- [REQUIRED TASK]: Will you give every entry again exactly as it stands?

-- start MATERIAL --

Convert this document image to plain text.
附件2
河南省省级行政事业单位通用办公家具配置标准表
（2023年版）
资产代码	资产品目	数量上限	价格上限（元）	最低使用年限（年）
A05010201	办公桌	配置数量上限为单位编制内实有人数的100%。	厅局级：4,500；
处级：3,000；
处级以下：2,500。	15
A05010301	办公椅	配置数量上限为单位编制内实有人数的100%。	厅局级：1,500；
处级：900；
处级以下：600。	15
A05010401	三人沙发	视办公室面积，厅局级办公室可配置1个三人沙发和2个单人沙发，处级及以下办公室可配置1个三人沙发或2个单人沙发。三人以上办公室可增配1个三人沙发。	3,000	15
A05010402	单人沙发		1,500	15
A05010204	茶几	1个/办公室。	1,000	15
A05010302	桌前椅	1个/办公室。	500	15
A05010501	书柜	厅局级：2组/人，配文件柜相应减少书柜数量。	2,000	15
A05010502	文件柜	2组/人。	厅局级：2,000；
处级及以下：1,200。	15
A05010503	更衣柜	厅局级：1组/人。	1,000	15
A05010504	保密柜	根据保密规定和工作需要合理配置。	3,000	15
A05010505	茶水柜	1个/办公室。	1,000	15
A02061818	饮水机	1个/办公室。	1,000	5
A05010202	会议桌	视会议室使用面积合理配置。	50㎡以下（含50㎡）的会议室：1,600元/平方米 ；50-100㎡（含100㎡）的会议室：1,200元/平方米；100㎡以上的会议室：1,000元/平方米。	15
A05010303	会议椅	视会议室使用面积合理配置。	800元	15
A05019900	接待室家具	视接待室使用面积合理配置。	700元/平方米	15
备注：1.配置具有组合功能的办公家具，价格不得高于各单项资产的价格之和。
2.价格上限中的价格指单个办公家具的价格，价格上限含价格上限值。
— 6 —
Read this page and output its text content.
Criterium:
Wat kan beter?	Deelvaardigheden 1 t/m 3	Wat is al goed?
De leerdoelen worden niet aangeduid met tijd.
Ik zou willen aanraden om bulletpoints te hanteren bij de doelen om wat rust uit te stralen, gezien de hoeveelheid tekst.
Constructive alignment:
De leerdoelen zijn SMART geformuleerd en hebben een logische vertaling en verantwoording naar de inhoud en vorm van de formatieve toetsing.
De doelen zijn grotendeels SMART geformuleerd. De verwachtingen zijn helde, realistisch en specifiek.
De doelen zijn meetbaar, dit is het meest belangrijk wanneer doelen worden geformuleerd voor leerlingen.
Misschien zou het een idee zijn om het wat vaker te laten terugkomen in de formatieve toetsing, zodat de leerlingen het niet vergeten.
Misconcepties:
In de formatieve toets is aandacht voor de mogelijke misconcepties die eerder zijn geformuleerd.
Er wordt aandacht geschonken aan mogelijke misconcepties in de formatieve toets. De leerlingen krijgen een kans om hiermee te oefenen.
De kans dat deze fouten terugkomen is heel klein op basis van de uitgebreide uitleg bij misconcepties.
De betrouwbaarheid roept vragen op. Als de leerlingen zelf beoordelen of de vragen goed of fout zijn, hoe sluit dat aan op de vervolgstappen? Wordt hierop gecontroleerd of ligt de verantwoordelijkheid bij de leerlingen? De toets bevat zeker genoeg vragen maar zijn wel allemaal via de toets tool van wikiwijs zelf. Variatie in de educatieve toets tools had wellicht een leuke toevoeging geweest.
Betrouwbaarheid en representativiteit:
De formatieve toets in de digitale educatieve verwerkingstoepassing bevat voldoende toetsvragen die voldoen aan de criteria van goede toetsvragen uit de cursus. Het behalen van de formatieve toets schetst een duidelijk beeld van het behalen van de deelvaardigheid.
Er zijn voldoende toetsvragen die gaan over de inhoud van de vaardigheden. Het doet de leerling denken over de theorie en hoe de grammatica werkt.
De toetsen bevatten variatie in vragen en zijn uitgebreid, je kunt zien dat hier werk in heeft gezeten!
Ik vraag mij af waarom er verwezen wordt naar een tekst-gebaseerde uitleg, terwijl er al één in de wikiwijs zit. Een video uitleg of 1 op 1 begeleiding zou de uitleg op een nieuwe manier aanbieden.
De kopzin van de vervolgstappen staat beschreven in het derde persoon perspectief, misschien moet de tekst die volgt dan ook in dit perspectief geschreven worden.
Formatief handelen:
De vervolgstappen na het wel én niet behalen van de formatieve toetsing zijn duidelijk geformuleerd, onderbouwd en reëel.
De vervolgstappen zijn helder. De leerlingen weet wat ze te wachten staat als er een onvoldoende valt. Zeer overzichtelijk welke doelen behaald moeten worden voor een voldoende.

-- end MATERIAL --

- [CORRECT RESULT]:
Convert this document image to plain text.
附件2
河南省省级行政事业单位通用办公家具配置标准表
（2023年版）
资产代码	资产品目	数量上限	价格上限（元）	最低使用年限（年）
A05010201	办公桌	配置数量上限为单位编制内实有人数的100%。	厅局级：4,500；
处级：3,000；
处级以下：2,500。	15
A05010301	办公椅	配置数量上限为单位编制内实有人数的100%。	厅局级：1,500；
处级：900；
处级以下：600。	15
A05010401	三人沙发	视办公室面积，厅局级办公室可配置1个三人沙发和2个单人沙发，处级及以下办公室可配置1个三人沙发或2个单人沙发。三人以上办公室可增配1个三人沙发。	3,000	15
A05010402	单人沙发		1,500	15
A05010204	茶几	1个/办公室。	1,000	15
A05010302	桌前椅	1个/办公室。	500	15
A05010501	书柜	厅局级：2组/人，配文件柜相应减少书柜数量。	2,000	15
A05010502	文件柜	2组/人。	厅局级：2,000；
处级及以下：1,200。	15
A05010503	更衣柜	厅局级：1组/人。	1,000	15
A05010504	保密柜	根据保密规定和工作需要合理配置。	3,000	15
A05010505	茶水柜	1个/办公室。	1,000	15
A02061818	饮水机	1个/办公室。	1,000	5
A05010202	会议桌	视会议室使用面积合理配置。	50㎡以下（含50㎡）的会议室：1,600元/平方米 ；50-100㎡（含100㎡）的会议室：1,200元/平方米；100㎡以上的会议室：1,000元/平方米。	15
A05010303	会议椅	视会议室使用面积合理配置。	800元	15
A05019900	接待室家具	视接待室使用面积合理配置。	700元/平方米	15
备注：1.配置具有组合功能的办公家具，价格不得高于各单项资产的价格之和。
2.价格上限中的价格指单个办公家具的价格，价格上限含价格上限值。
— 6 —
Read this page and output its text content.
Criterium:
Wat kan beter?	Deelvaardigheden 1 t/m 3	Wat is al goed?
De leerdoelen worden niet aangeduid met tijd.
Ik zou willen aanraden om bulletpoints te hanteren bij de doelen om wat rust uit te stralen, gezien de hoeveelheid tekst.
Constructive alignment:
De leerdoelen zijn SMART geformuleerd en hebben een logische vertaling en verantwoording naar de inhoud en vorm van de formatieve toetsing.
De doelen zijn grotendeels SMART geformuleerd. De verwachtingen zijn helde, realistisch en specifiek.
De doelen zijn meetbaar, dit is het meest belangrijk wanneer doelen worden geformuleerd voor leerlingen.
Misschien zou het een idee zijn om het wat vaker te laten terugkomen in de formatieve toetsing, zodat de leerlingen het niet vergeten.
Misconcepties:
In de formatieve toets is aandacht voor de mogelijke misconcepties die eerder zijn geformuleerd.
Er wordt aandacht geschonken aan mogelijke misconcepties in de formatieve toets. De leerlingen krijgen een kans om hiermee te oefenen.
De kans dat deze fouten terugkomen is heel klein op basis van de uitgebreide uitleg bij misconcepties.
De betrouwbaarheid roept vragen op. Als de leerlingen zelf beoordelen of de vragen goed of fout zijn, hoe sluit dat aan op de vervolgstappen? Wordt hierop gecontroleerd of ligt de verantwoordelijkheid bij de leerlingen? De toets bevat zeker genoeg vragen maar zijn wel allemaal via de toets tool van wikiwijs zelf. Variatie in de educatieve toets tools had wellicht een leuke toevoeging geweest.
Betrouwbaarheid en representativiteit:
De formatieve toets in de digitale educatieve verwerkingstoepassing bevat voldoende toetsvragen die voldoen aan de criteria van goede toetsvragen uit de cursus. Het behalen van de formatieve toets schetst een duidelijk beeld van het behalen van de deelvaardigheid.
Er zijn voldoende toetsvragen die gaan over de inhoud van de vaardigheden. Het doet de leerling denken over de theorie en hoe de grammatica werkt.
De toetsen bevatten variatie in vragen en zijn uitgebreid, je kunt zien dat hier werk in heeft gezeten!
Ik vraag mij af waarom er verwezen wordt naar een tekst-gebaseerde uitleg, terwijl er al één in de wikiwijs zit. Een video uitleg of 1 op 1 begeleiding zou de uitleg op een nieuwe manier aanbieden.
De kopzin van de vervolgstappen staat beschreven in het derde persoon perspectief, misschien moet de tekst die volgt dan ook in dit perspectief geschreven worden.
Formatief handelen:
De vervolgstappen na het wel én niet behalen van de formatieve toetsing zijn duidelijk geformuleerd, onderbouwd en reëel.
De vervolgstappen zijn helder. De leerlingen weet wat ze te wachten staat als er een onvoldoende valt. Zeer overzichtelijk welke doelen behaald moeten worden voor een voldoende.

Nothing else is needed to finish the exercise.